** Supplied material **
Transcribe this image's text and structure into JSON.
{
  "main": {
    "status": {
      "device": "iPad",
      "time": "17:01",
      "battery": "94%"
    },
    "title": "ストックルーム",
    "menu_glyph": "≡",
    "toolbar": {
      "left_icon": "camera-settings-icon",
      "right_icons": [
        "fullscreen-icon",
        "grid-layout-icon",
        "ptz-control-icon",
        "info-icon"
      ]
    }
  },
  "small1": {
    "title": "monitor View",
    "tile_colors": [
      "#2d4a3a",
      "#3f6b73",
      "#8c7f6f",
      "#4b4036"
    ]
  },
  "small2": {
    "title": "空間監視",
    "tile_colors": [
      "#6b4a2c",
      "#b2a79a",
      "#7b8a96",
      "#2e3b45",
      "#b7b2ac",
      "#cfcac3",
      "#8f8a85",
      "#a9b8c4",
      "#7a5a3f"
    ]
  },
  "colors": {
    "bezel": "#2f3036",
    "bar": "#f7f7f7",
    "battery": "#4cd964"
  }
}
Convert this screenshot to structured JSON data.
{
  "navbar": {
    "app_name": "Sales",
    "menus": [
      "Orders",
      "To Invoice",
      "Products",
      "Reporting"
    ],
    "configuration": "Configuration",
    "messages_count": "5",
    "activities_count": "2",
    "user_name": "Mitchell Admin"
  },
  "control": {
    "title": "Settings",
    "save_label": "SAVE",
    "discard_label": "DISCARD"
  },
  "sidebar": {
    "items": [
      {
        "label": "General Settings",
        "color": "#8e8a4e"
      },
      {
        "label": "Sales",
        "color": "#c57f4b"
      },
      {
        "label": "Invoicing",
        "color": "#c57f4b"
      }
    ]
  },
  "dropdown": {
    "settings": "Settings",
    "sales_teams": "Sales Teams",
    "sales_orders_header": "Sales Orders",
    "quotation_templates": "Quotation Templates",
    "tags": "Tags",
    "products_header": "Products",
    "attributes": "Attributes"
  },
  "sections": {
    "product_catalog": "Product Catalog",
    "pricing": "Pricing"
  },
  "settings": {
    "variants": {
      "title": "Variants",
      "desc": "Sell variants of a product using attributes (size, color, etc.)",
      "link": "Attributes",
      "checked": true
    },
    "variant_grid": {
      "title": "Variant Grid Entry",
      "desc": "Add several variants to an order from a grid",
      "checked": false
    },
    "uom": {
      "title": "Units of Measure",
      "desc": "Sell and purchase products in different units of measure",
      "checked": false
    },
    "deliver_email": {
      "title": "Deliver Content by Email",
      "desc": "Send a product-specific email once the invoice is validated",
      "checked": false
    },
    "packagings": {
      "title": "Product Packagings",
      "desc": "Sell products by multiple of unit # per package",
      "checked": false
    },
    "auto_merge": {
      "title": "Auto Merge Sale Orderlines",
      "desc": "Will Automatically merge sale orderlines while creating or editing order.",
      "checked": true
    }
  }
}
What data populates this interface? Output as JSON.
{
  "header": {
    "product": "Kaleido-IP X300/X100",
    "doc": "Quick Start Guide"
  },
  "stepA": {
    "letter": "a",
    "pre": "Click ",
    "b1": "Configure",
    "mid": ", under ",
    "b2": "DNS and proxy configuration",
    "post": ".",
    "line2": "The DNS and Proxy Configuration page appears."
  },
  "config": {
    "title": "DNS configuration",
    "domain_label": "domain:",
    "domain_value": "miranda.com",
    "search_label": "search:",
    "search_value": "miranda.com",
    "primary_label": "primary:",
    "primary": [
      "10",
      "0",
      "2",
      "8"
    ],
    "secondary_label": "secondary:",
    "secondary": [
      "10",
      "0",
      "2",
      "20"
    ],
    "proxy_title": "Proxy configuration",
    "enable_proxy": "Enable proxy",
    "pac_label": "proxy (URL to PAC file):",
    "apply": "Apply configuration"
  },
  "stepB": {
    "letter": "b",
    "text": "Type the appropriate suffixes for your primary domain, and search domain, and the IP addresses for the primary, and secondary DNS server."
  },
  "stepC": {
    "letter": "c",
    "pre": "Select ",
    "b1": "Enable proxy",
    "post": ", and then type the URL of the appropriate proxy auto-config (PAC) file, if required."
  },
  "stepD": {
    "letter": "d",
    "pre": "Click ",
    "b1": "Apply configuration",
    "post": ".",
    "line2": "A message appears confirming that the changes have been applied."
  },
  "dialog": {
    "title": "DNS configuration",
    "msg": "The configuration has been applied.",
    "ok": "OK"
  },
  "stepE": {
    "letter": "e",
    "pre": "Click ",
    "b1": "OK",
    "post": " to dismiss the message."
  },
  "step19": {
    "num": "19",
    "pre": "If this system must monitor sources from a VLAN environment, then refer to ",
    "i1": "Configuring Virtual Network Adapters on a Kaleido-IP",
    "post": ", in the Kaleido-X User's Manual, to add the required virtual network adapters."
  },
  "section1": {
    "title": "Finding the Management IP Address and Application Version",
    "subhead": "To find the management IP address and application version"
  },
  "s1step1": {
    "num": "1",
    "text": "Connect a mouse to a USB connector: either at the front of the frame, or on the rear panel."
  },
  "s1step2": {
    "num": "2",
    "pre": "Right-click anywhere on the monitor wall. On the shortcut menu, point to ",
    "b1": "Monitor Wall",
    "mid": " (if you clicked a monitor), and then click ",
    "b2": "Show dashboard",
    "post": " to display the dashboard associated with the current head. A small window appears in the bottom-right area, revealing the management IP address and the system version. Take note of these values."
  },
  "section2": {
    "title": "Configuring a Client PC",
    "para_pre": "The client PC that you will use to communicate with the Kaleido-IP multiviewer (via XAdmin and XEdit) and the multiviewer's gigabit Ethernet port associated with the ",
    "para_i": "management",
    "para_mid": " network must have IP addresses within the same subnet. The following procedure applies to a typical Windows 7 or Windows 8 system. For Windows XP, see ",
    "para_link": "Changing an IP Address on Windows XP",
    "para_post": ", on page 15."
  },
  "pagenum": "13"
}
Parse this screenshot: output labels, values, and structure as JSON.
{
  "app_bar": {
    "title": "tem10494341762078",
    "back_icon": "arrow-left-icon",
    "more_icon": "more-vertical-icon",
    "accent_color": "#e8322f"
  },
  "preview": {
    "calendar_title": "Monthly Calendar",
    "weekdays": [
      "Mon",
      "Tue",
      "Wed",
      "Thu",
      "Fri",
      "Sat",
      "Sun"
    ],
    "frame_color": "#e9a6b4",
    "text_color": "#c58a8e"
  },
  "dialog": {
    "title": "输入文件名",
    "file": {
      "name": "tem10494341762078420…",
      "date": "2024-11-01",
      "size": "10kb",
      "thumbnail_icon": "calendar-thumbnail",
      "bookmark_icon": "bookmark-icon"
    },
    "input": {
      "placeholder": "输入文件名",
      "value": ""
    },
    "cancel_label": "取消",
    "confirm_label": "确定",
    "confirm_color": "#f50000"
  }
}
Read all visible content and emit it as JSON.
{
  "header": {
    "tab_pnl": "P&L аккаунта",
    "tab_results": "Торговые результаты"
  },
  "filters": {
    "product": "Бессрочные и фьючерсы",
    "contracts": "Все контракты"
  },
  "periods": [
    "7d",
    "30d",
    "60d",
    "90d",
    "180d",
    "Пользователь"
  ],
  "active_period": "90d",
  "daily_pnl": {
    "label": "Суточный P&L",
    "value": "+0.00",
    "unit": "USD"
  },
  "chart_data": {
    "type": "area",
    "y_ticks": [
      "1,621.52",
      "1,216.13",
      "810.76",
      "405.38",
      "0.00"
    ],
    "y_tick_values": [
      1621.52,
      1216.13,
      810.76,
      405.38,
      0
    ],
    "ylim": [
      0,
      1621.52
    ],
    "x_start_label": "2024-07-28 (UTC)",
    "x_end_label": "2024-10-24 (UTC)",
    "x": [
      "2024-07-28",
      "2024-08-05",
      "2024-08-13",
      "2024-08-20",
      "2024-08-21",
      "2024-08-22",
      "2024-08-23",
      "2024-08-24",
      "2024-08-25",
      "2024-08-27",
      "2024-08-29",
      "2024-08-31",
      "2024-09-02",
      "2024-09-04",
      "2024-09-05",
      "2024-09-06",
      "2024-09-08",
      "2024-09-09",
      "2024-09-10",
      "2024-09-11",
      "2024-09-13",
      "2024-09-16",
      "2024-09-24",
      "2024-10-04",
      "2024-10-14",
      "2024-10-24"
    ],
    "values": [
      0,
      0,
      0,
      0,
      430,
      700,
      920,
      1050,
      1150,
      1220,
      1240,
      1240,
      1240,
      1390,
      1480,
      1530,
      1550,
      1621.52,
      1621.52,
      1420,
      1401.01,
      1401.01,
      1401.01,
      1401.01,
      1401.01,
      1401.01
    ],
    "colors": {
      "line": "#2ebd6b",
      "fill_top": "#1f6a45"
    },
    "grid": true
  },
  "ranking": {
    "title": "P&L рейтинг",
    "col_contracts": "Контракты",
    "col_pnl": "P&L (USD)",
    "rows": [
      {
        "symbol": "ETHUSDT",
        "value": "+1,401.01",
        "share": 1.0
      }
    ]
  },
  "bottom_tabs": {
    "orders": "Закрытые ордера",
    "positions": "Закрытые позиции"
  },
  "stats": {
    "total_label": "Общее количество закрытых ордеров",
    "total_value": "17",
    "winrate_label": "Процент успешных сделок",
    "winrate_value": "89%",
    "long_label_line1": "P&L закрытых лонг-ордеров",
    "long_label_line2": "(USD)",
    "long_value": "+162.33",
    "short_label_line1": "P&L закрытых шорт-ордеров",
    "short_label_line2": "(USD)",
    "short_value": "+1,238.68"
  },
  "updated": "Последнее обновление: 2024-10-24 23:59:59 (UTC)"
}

** Task directions **
Find the word "from" in the entries, and copy every line it shows up in.

** Reply **
      "desc": "Add several variants to an order from a grid",
    "pre": "If this system must monitor sources from a VLAN environment, then refer to ",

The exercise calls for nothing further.